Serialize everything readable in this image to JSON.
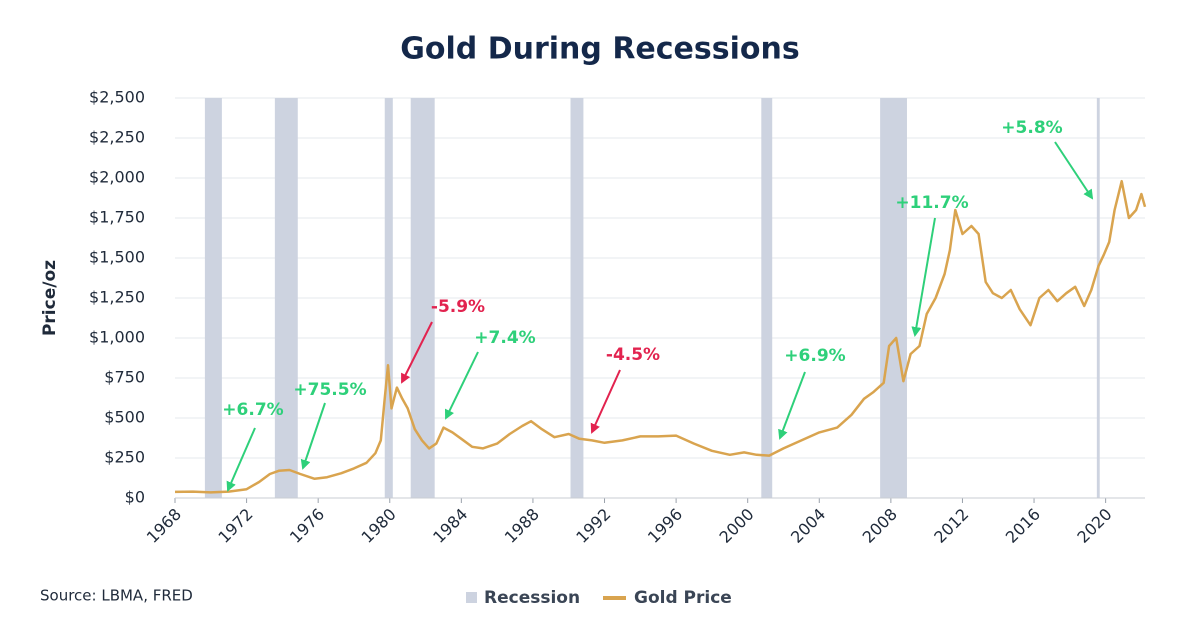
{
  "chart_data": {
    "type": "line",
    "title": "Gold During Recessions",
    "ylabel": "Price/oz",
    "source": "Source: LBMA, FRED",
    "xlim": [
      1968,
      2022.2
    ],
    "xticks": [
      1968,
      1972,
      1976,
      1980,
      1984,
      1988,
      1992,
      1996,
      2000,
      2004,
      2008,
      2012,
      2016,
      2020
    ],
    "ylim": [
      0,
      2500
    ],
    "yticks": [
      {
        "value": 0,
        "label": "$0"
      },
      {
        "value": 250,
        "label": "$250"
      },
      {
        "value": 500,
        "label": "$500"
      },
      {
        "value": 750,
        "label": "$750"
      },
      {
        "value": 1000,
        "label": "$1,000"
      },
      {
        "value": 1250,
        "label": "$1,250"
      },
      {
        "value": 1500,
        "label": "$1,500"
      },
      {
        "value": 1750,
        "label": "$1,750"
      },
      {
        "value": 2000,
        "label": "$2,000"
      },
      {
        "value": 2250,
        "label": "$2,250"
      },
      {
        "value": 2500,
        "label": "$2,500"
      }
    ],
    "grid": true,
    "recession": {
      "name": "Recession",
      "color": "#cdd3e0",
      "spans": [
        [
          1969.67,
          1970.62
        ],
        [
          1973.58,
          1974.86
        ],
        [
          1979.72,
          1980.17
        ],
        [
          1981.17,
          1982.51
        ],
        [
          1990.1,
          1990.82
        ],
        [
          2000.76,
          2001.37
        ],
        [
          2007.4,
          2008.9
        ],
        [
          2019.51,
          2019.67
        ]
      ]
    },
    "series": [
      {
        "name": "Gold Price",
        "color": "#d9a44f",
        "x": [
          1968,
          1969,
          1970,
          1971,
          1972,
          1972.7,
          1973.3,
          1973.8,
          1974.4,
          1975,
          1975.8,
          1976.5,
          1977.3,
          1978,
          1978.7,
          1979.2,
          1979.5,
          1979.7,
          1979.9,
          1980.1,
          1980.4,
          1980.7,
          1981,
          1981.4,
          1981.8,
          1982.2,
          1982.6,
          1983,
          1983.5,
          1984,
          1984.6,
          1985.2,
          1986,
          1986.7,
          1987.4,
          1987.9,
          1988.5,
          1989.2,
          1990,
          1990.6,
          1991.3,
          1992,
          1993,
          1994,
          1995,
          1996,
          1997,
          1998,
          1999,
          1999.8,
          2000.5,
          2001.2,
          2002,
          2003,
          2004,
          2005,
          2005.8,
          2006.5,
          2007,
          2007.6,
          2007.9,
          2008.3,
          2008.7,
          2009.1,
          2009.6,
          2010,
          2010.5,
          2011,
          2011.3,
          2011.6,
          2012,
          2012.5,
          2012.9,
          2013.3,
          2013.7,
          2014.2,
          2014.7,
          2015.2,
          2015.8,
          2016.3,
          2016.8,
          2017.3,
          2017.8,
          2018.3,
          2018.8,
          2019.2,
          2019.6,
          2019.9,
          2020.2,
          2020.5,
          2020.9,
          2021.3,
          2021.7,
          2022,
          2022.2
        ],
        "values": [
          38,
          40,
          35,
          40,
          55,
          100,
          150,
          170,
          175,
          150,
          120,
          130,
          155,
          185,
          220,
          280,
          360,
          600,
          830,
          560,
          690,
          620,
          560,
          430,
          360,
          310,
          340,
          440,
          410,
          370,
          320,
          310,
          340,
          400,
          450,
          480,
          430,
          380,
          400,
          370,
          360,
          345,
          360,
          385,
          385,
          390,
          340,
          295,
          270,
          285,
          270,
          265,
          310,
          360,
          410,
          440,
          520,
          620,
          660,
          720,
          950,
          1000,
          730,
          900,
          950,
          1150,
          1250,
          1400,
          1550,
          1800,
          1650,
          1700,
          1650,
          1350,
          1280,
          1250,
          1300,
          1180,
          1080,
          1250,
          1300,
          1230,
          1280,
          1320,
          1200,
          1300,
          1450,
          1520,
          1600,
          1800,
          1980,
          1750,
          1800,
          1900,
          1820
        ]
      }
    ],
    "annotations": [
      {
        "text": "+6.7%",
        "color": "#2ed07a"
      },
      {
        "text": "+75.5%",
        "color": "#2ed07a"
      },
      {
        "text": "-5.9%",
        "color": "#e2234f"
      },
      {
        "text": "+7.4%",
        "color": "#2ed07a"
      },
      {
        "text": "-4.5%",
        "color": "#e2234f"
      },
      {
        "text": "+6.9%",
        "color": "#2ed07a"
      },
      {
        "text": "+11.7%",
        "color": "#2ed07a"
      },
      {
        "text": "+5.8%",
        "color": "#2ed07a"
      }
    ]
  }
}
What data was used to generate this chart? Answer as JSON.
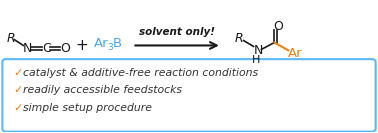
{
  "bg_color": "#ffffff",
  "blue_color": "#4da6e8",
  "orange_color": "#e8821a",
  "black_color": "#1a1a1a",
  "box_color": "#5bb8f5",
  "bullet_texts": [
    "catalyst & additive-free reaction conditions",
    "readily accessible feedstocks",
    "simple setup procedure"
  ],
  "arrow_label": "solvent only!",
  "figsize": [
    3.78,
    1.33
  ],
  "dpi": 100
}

• _To be done_: Extract each line holding the word "Gold" from the records.

• _Reply to the exercise_:
    "title": "Gold During Recessions",
        "name": "Gold Price",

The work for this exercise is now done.